→ TASK DETAILS
Send back the entries below exactly as they appear.

----- RECORDS FOR PROCESSING -----

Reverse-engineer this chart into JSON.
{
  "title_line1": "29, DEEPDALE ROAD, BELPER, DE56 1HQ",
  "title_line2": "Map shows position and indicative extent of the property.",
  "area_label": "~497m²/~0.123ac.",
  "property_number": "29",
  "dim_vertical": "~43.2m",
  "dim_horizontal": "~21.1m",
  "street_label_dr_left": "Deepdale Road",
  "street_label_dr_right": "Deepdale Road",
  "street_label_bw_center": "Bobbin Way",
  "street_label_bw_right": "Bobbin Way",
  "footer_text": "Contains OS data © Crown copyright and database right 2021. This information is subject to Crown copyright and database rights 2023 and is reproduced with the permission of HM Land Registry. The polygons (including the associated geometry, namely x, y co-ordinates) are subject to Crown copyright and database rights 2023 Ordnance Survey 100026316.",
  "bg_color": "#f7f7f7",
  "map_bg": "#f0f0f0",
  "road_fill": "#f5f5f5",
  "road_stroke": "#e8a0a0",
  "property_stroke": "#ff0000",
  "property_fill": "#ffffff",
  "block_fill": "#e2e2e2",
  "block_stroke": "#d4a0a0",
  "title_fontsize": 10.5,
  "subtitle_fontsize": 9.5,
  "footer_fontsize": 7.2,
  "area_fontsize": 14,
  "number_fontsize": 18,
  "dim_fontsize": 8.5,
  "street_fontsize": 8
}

-----

→ RESPONSE
Reverse-engineer this chart into JSON.
{
  "title_line1": "29, DEEPDALE ROAD, BELPER, DE56 1HQ",
  "title_line2": "Map shows position and indicative extent of the property.",
  "area_label": "~497m²/~0.123ac.",
  "property_number": "29",
  "dim_vertical": "~43.2m",
  "dim_horizontal": "~21.1m",
  "street_label_dr_left": "Deepdale Road",
  "street_label_dr_right": "Deepdale Road",
  "street_label_bw_center": "Bobbin Way",
  "street_label_bw_right": "Bobbin Way",
  "footer_text": "Contains OS data © Crown copyright and database right 2021. This information is subject to Crown copyright and database rights 2023 and is reproduced with the permission of HM Land Registry. The polygons (including the associated geometry, namely x, y co-ordinates) are subject to Crown copyright and database rights 2023 Ordnance Survey 100026316.",
  "bg_color": "#f7f7f7",
  "map_bg": "#f0f0f0",
  "road_fill": "#f5f5f5",
  "road_stroke": "#e8a0a0",
  "property_stroke": "#ff0000",
  "property_fill": "#ffffff",
  "block_fill": "#e2e2e2",
  "block_stroke": "#d4a0a0",
  "title_fontsize": 10.5,
  "subtitle_fontsize": 9.5,
  "footer_fontsize": 7.2,
  "area_fontsize": 14,
  "number_fontsize": 18,
  "dim_fontsize": 8.5,
  "street_fontsize": 8
}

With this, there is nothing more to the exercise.